Source data ->
━━━
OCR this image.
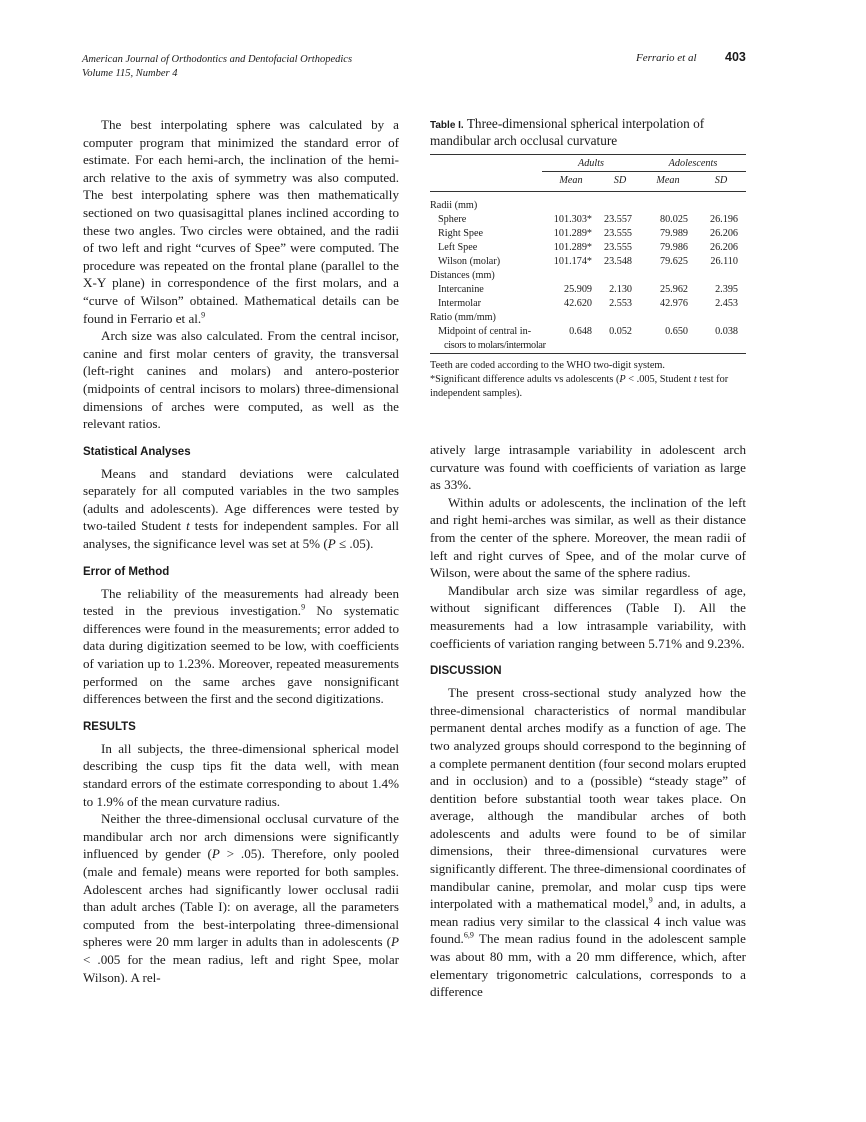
American Journal of Orthodontics and Dentofacial Orthopedics
Volume 115, Number 4
Ferrario et al 403

The best interpolating sphere was calculated by a computer program that minimized the standard error of estimate. For each hemi-arch, the inclination of the hemi-arch relative to the axis of symmetry was also computed. The best interpolating sphere was then mathematically sectioned on two quasisagittal planes inclined according to these two angles. Two circles were obtained, and the radii of two left and right “curves of Spee” were computed. The procedure was repeated on the frontal plane (parallel to the X-Y plane) in correspondence of the first molars, and a “curve of Wilson” obtained. Mathematical details can be found in Ferrario et al.$^9$

Arch size was also calculated. From the central incisor, canine and first molar centers of gravity, the transversal (left-right canines and molars) and antero-posterior (midpoints of central incisors to molars) three-dimensional dimensions of arches were computed, as well as the relevant ratios.

Statistical Analyses

Means and standard deviations were calculated separately for all computed variables in the two samples (adults and adolescents). Age differences were tested by two-tailed Student t tests for independent samples. For all analyses, the significance level was set at 5% (P ≤ .05).

Error of Method

The reliability of the measurements had already been tested in the previous investigation.$^9$ No systematic differences were found in the measurements; error added to data during digitization seemed to be low, with coefficients of variation up to 1.23%. Moreover, repeated measurements performed on the same arches gave nonsignificant differences between the first and the second digitizations.

RESULTS

In all subjects, the three-dimensional spherical model describing the cusp tips fit the data well, with mean standard errors of the estimate corresponding to about 1.4% to 1.9% of the mean curvature radius.

Neither the three-dimensional occlusal curvature of the mandibular arch nor arch dimensions were significantly influenced by gender (P > .05). Therefore, only pooled (male and female) means were reported for both samples. Adolescent arches had significantly lower occlusal radii than adult arches (Table I): on average, all the parameters computed from the best-interpolating three-dimensional spheres were 20 mm larger in adults than in adolescents (P < .005 for the mean radius, left and right Spee, molar Wilson). A rel-

Table I. Three-dimensional spherical interpolation of mandibular arch occlusal curvature

	Adults		Adolescents	
	Mean	SD	Mean	SD

Radii (mm)				
Sphere	101.303*	23.557	80.025	26.196
Right Spee	101.289*	23.555	79.989	26.206
Left Spee	101.289*	23.555	79.986	26.206
Wilson (molar)	101.174*	23.548	79.625	26.110
Distances (mm)				
Intercanine	25.909	2.130	25.962	2.395
Intermolar	42.620	2.553	42.976	2.453
Ratio (mm/mm)				
Midpoint of central in-	0.648	0.052	0.650	0.038
cisors to molars/intermolar				

Teeth are coded according to the WHO two-digit system.

*Significant difference adults vs adolescents (P < .005, Student t test for independent samples).

atively large intrasample variability in adolescent arch curvature was found with coefficients of variation as large as 33%.

Within adults or adolescents, the inclination of the left and right hemi-arches was similar, as well as their distance from the center of the sphere. Moreover, the mean radii of left and right curves of Spee, and of the molar curve of Wilson, were about the same of the sphere radius.

Mandibular arch size was similar regardless of age, without significant differences (Table I). All the measurements had a low intrasample variability, with coefficients of variation ranging between 5.71% and 9.23%.

DISCUSSION

The present cross-sectional study analyzed how the three-dimensional characteristics of normal mandibular permanent dental arches modify as a function of age. The two analyzed groups should correspond to the beginning of a complete permanent dentition (four second molars erupted and in occlusion) and to a (possible) “steady stage” of dentition before substantial tooth wear takes place. On average, although the mandibular arches of both adolescents and adults were found to be of similar dimensions, their three-dimensional curvatures were significantly different. The three-dimensional coordinates of mandibular canine, premolar, and molar cusp tips were interpolated with a mathematical model,$^9$ and, in adults, a mean radius very similar to the classical 4 inch value was found.$^{6,9}$ The mean radius found in the adolescent sample was about 80 mm, with a 20 mm difference, which, after elementary trigonometric calculations, corresponds to a difference
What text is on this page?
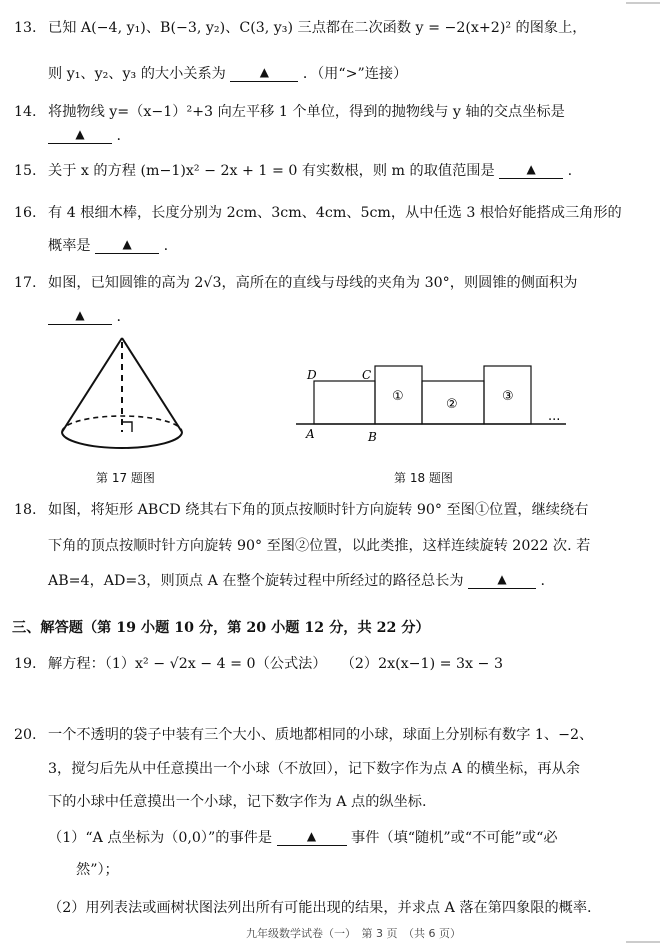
13. 已知 A(−4, y₁)、B(−3, y₂)、C(3, y₃) 三点都在二次函数 y = −2(x+2)² 的图象上，
则 y₁、y₂、y₃ 的大小关系为	▲ ．（用“>”连接）
14. 将抛物线 y=（x−1）²+3 向左平移 1 个单位，得到的抛物线与 y 轴的交点坐标是
▲ .
15. 关于 x 的方程 (m−1)x² − 2x + 1 = 0 有实数根，则 m 的取值范围是	▲ .
16. 有 4 根细木棒，长度分别为 2cm、3cm、4cm、5cm，从中任选 3 根恰好能搭成三角形的
概率是	▲ .
17. 如图，已知圆锥的高为 2√3，高所在的直线与母线的夹角为 30°，则圆锥的侧面积为
▲ .
第 17 题图
D	C
A	B
①
②
③
...
第 18 题图
18. 如图，将矩形 ABCD 绕其右下角的顶点按顺时针方向旋转 90° 至图①位置，继续绕右
下角的顶点按顺时针方向旋转 90° 至图②位置，以此类推，这样连续旋转 2022 次. 若
AB=4，AD=3，则顶点 A 在整个旋转过程中所经过的路径总长为	▲ .
三、解答题（第 19 小题 10 分，第 20 小题 12 分，共 22 分）
19. 解方程：（1）x² − √2x − 4 = 0（公式法）　　（2）2x(x−1) = 3x − 3
20. 一个不透明的袋子中装有三个大小、质地都相同的小球，球面上分别标有数字 1、−2、
3，搅匀后先从中任意摸出一个小球（不放回），记下数字作为点 A 的横坐标，再从余
下的小球中任意摸出一个小球，记下数字作为 A 点的纵坐标.
（1）“A 点坐标为（0,0）”的事件是	▲ 事件（填“随机”或“不可能”或“必
然”）；
（2）用列表法或画树状图法列出所有可能出现的结果，并求点 A 落在第四象限的概率.
九年级数学试卷（一）　第 3 页　（共 6 页）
━━━
What you are asked to do -> The data above should be repeated exactly, minus any pictures.

Full output ->
OCR this image.
American Journal of Orthodontics and Dentofacial Orthopedics
Volume 115, Number 4
Ferrario et al 403

The best interpolating sphere was calculated by a computer program that minimized the standard error of estimate. For each hemi-arch, the inclination of the hemi-arch relative to the axis of symmetry was also computed. The best interpolating sphere was then mathematically sectioned on two quasisagittal planes inclined according to these two angles. Two circles were obtained, and the radii of two left and right “curves of Spee” were computed. The procedure was repeated on the frontal plane (parallel to the X-Y plane) in correspondence of the first molars, and a “curve of Wilson” obtained. Mathematical details can be found in Ferrario et al.$^9$

Arch size was also calculated. From the central incisor, canine and first molar centers of gravity, the transversal (left-right canines and molars) and antero-posterior (midpoints of central incisors to molars) three-dimensional dimensions of arches were computed, as well as the relevant ratios.

Statistical Analyses

Means and standard deviations were calculated separately for all computed variables in the two samples (adults and adolescents). Age differences were tested by two-tailed Student t tests for independent samples. For all analyses, the significance level was set at 5% (P ≤ .05).

Error of Method

The reliability of the measurements had already been tested in the previous investigation.$^9$ No systematic differences were found in the measurements; error added to data during digitization seemed to be low, with coefficients of variation up to 1.23%. Moreover, repeated measurements performed on the same arches gave nonsignificant differences between the first and the second digitizations.

RESULTS

In all subjects, the three-dimensional spherical model describing the cusp tips fit the data well, with mean standard errors of the estimate corresponding to about 1.4% to 1.9% of the mean curvature radius.

Neither the three-dimensional occlusal curvature of the mandibular arch nor arch dimensions were significantly influenced by gender (P > .05). Therefore, only pooled (male and female) means were reported for both samples. Adolescent arches had significantly lower occlusal radii than adult arches (Table I): on average, all the parameters computed from the best-interpolating three-dimensional spheres were 20 mm larger in adults than in adolescents (P < .005 for the mean radius, left and right Spee, molar Wilson). A rel-

Table I. Three-dimensional spherical interpolation of mandibular arch occlusal curvature

	Adults		Adolescents	
	Mean	SD	Mean	SD

Radii (mm)				
Sphere	101.303*	23.557	80.025	26.196
Right Spee	101.289*	23.555	79.989	26.206
Left Spee	101.289*	23.555	79.986	26.206
Wilson (molar)	101.174*	23.548	79.625	26.110
Distances (mm)				
Intercanine	25.909	2.130	25.962	2.395
Intermolar	42.620	2.553	42.976	2.453
Ratio (mm/mm)				
Midpoint of central in-	0.648	0.052	0.650	0.038
cisors to molars/intermolar				

Teeth are coded according to the WHO two-digit system.

*Significant difference adults vs adolescents (P < .005, Student t test for independent samples).

atively large intrasample variability in adolescent arch curvature was found with coefficients of variation as large as 33%.

Within adults or adolescents, the inclination of the left and right hemi-arches was similar, as well as their distance from the center of the sphere. Moreover, the mean radii of left and right curves of Spee, and of the molar curve of Wilson, were about the same of the sphere radius.

Mandibular arch size was similar regardless of age, without significant differences (Table I). All the measurements had a low intrasample variability, with coefficients of variation ranging between 5.71% and 9.23%.

DISCUSSION

The present cross-sectional study analyzed how the three-dimensional characteristics of normal mandibular permanent dental arches modify as a function of age. The two analyzed groups should correspond to the beginning of a complete permanent dentition (four second molars erupted and in occlusion) and to a (possible) “steady stage” of dentition before substantial tooth wear takes place. On average, although the mandibular arches of both adolescents and adults were found to be of similar dimensions, their three-dimensional curvatures were significantly different. The three-dimensional coordinates of mandibular canine, premolar, and molar cusp tips were interpolated with a mathematical model,$^9$ and, in adults, a mean radius very similar to the classical 4 inch value was found.$^{6,9}$ The mean radius found in the adolescent sample was about 80 mm, with a 20 mm difference, which, after elementary trigonometric calculations, corresponds to a difference
What text is on this page?
13. 已知 A(−4, y₁)、B(−3, y₂)、C(3, y₃) 三点都在二次函数 y = −2(x+2)² 的图象上，
则 y₁、y₂、y₃ 的大小关系为	▲ ．（用“>”连接）
14. 将抛物线 y=（x−1）²+3 向左平移 1 个单位，得到的抛物线与 y 轴的交点坐标是
▲ .
15. 关于 x 的方程 (m−1)x² − 2x + 1 = 0 有实数根，则 m 的取值范围是	▲ .
16. 有 4 根细木棒，长度分别为 2cm、3cm、4cm、5cm，从中任选 3 根恰好能搭成三角形的
概率是	▲ .
17. 如图，已知圆锥的高为 2√3，高所在的直线与母线的夹角为 30°，则圆锥的侧面积为
▲ .
第 17 题图
D	C
A	B
①
②
③
...
第 18 题图
18. 如图，将矩形 ABCD 绕其右下角的顶点按顺时针方向旋转 90° 至图①位置，继续绕右
下角的顶点按顺时针方向旋转 90° 至图②位置，以此类推，这样连续旋转 2022 次. 若
AB=4，AD=3，则顶点 A 在整个旋转过程中所经过的路径总长为	▲ .
三、解答题（第 19 小题 10 分，第 20 小题 12 分，共 22 分）
19. 解方程：（1）x² − √2x − 4 = 0（公式法）　　（2）2x(x−1) = 3x − 3
20. 一个不透明的袋子中装有三个大小、质地都相同的小球，球面上分别标有数字 1、−2、
3，搅匀后先从中任意摸出一个小球（不放回），记下数字作为点 A 的横坐标，再从余
下的小球中任意摸出一个小球，记下数字作为 A 点的纵坐标.
（1）“A 点坐标为（0,0）”的事件是	▲ 事件（填“随机”或“不可能”或“必
然”）；
（2）用列表法或画树状图法列出所有可能出现的结果，并求点 A 落在第四象限的概率.
九年级数学试卷（一）　第 3 页　（共 6 页）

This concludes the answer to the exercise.